Requirements.
From the entries below, count every line that contains the word "label". Please give the number and nothing else.

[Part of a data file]
---+---

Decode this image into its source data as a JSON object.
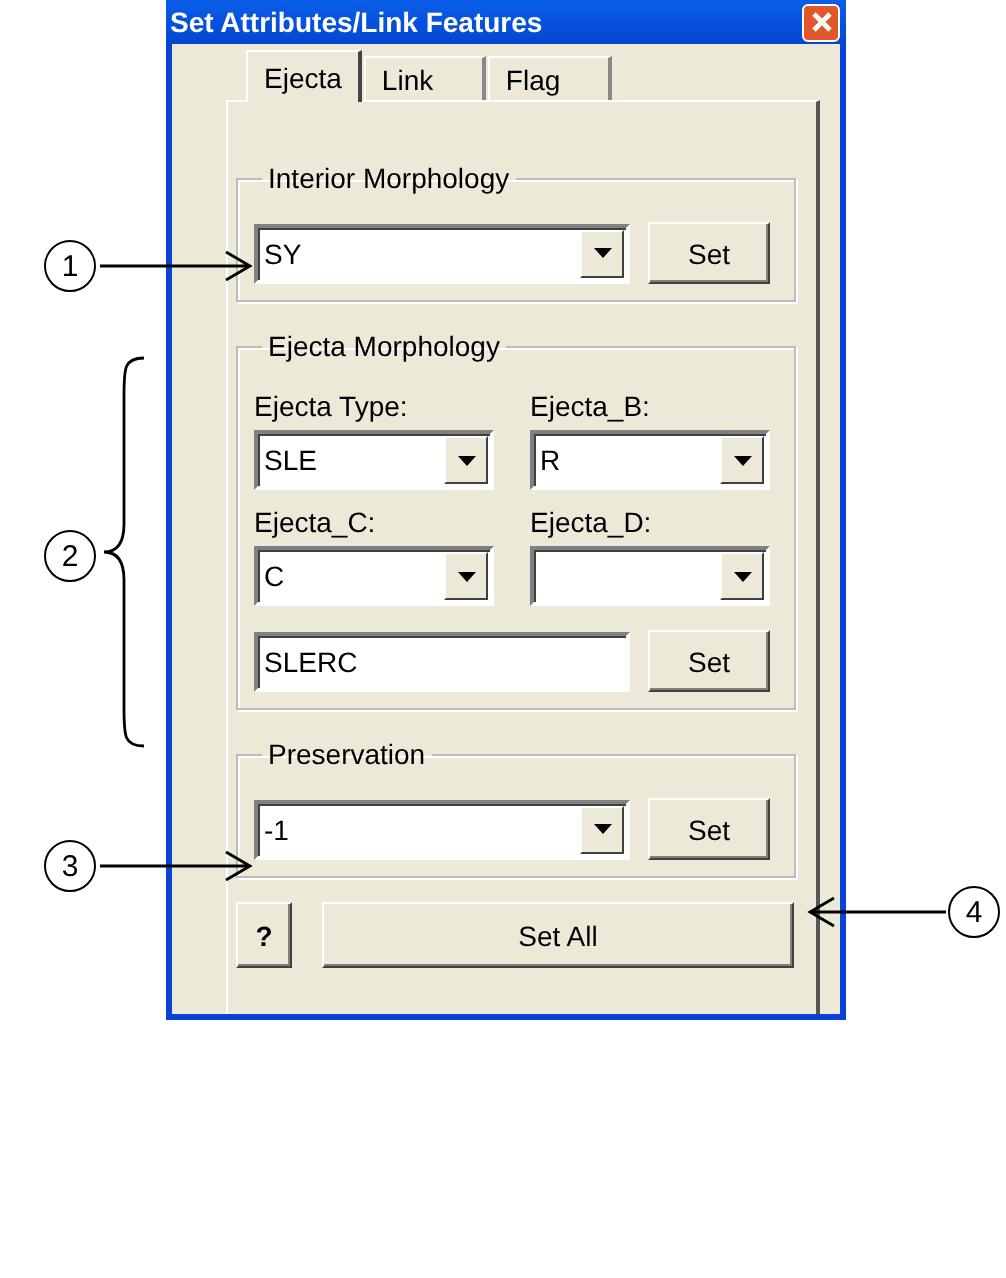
{
  "window": {
    "title": "Set Attributes/Link Features"
  },
  "tabs": [
    {
      "label": "Ejecta",
      "selected": true
    },
    {
      "label": "Link",
      "selected": false
    },
    {
      "label": "Flag",
      "selected": false
    }
  ],
  "interior_morphology": {
    "title": "Interior Morphology",
    "value": "SY",
    "button": "Set"
  },
  "ejecta_morphology": {
    "title": "Ejecta Morphology",
    "fields": [
      {
        "label": "Ejecta Type:",
        "value": "SLE"
      },
      {
        "label": "Ejecta_B:",
        "value": "R"
      },
      {
        "label": "Ejecta_C:",
        "value": "C"
      },
      {
        "label": "Ejecta_D:"
      }
    ],
    "code": "SLERC",
    "button": "Set"
  },
  "preservation": {
    "title": "Preservation",
    "value": "-1",
    "button": "Set"
  },
  "help_button": "?",
  "set_all_button": "Set All",
  "callouts": [
    {
      "number": "1",
      "kind": "arrow"
    },
    {
      "number": "2",
      "kind": "brace"
    },
    {
      "number": "3",
      "kind": "arrow"
    },
    {
      "number": "4",
      "kind": "arrow"
    }
  ]
}
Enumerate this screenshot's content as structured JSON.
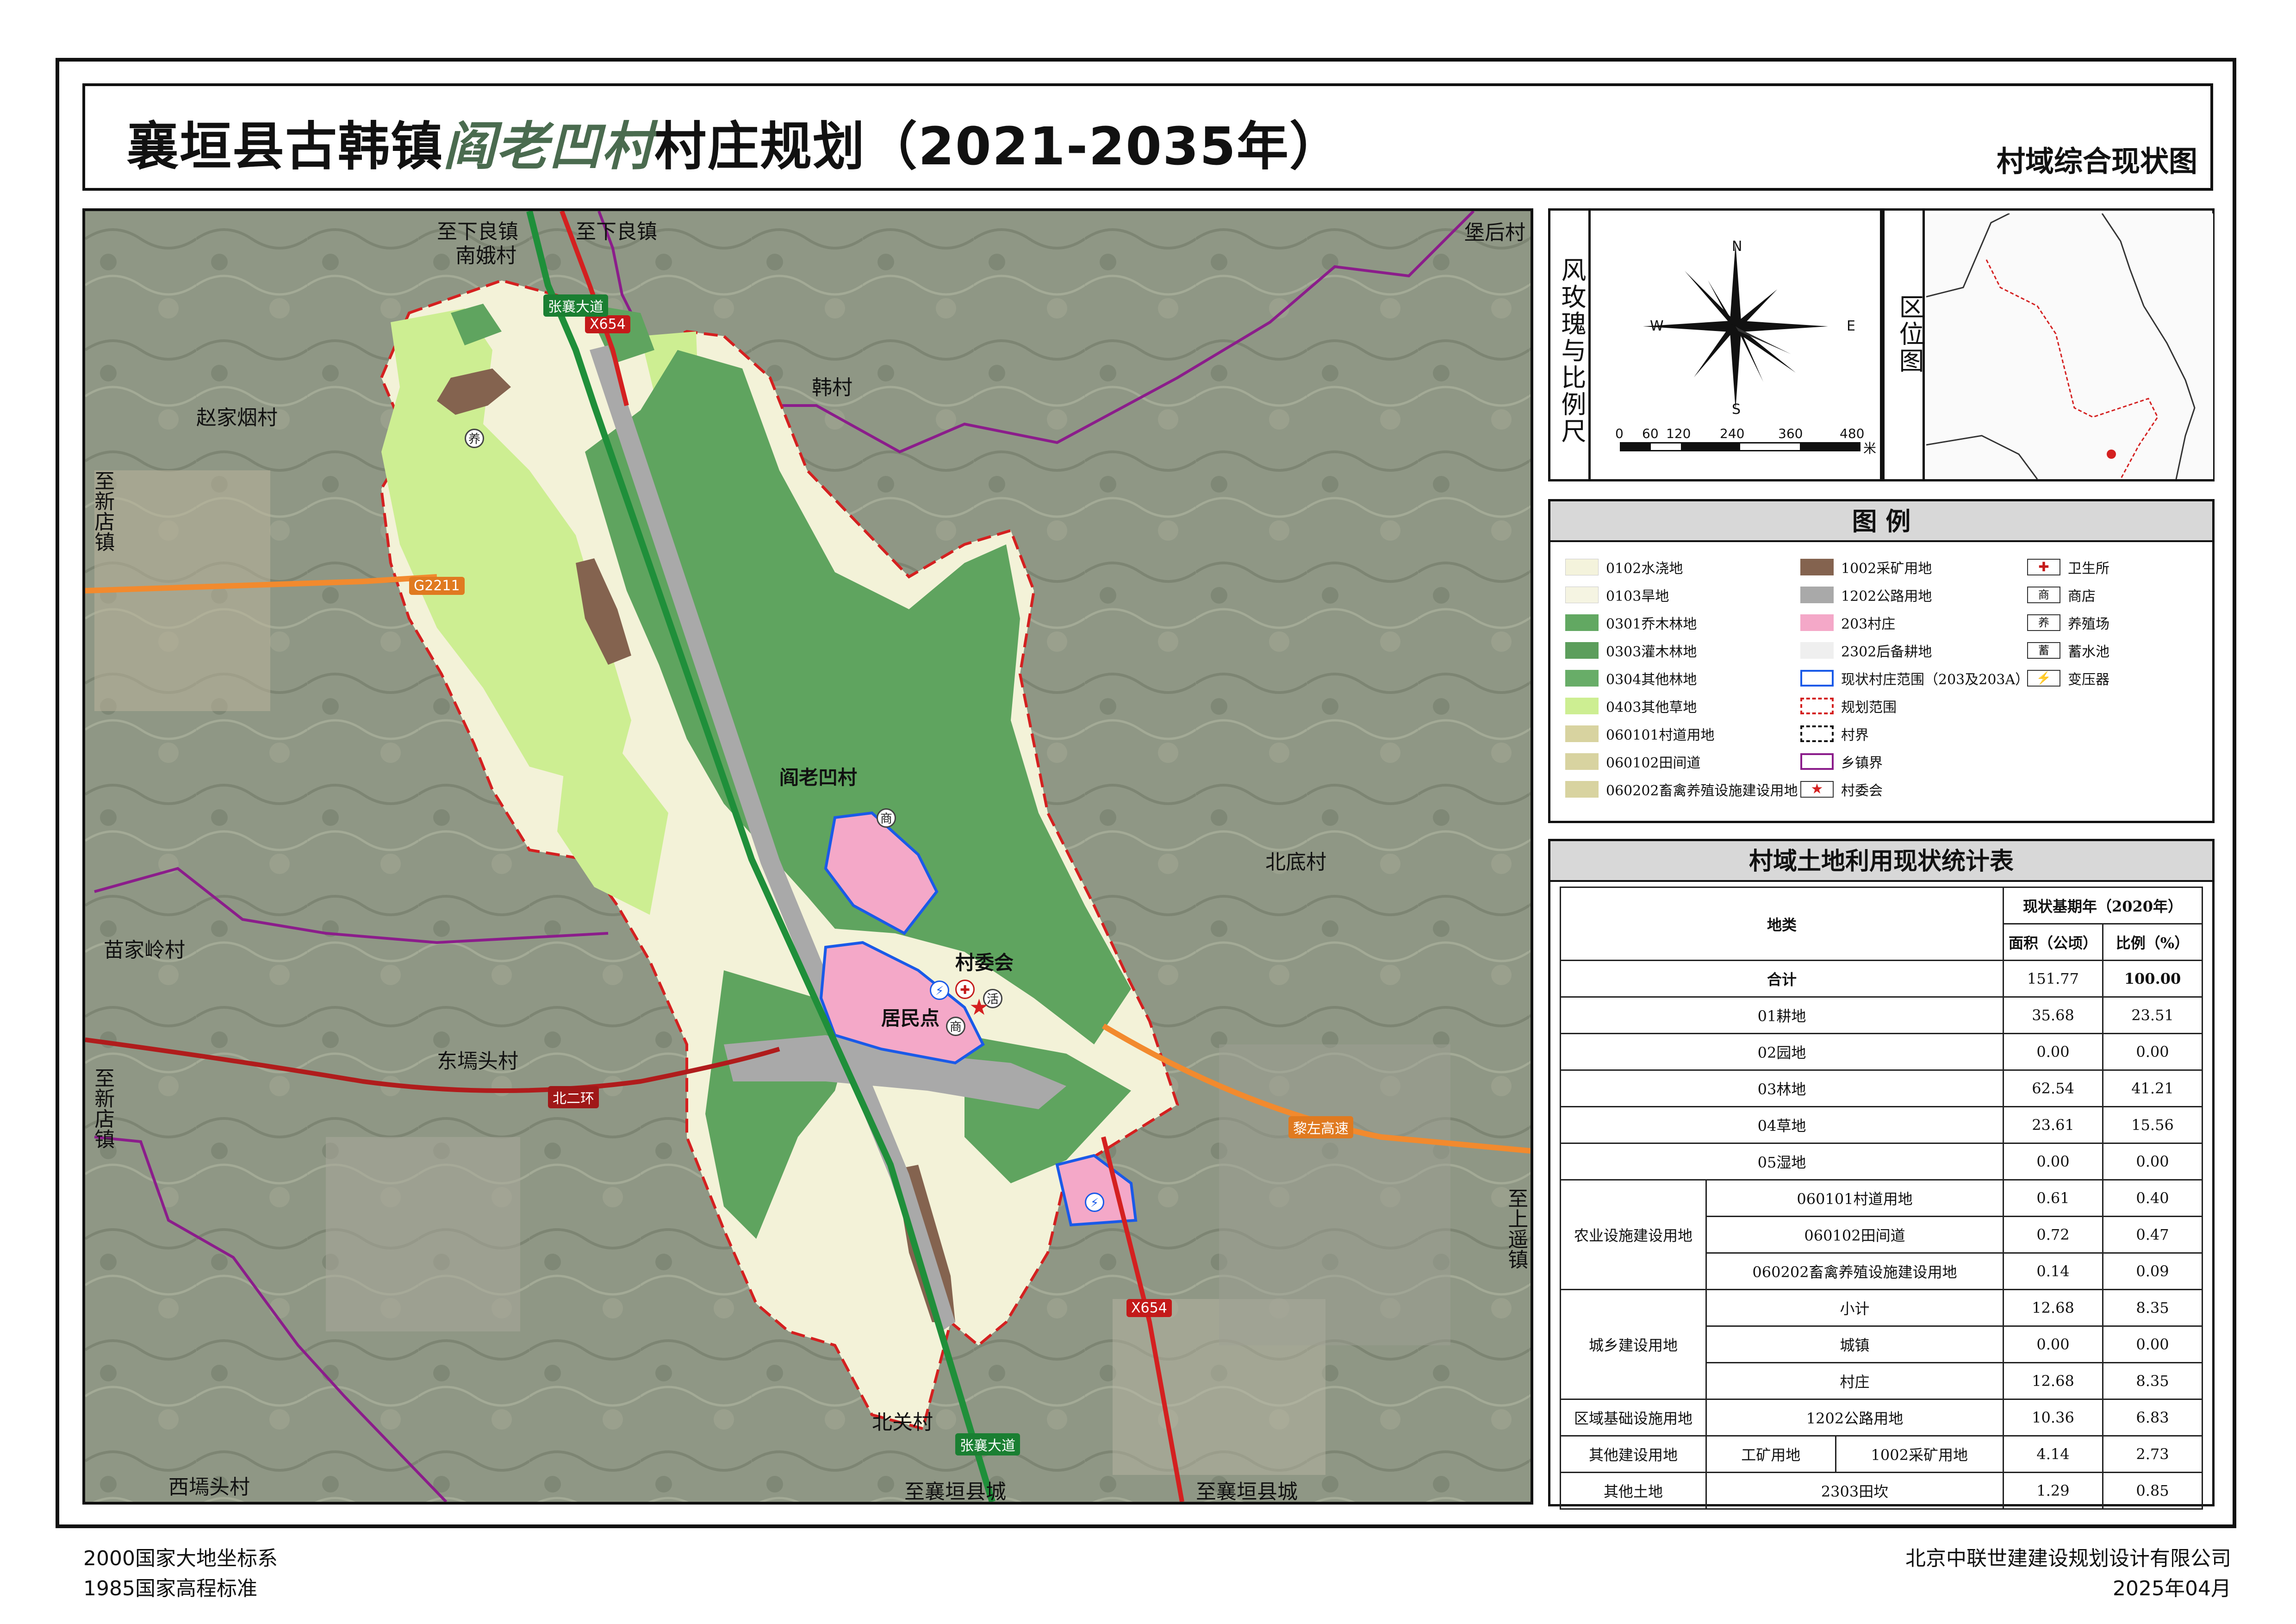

---+---

The reply.
7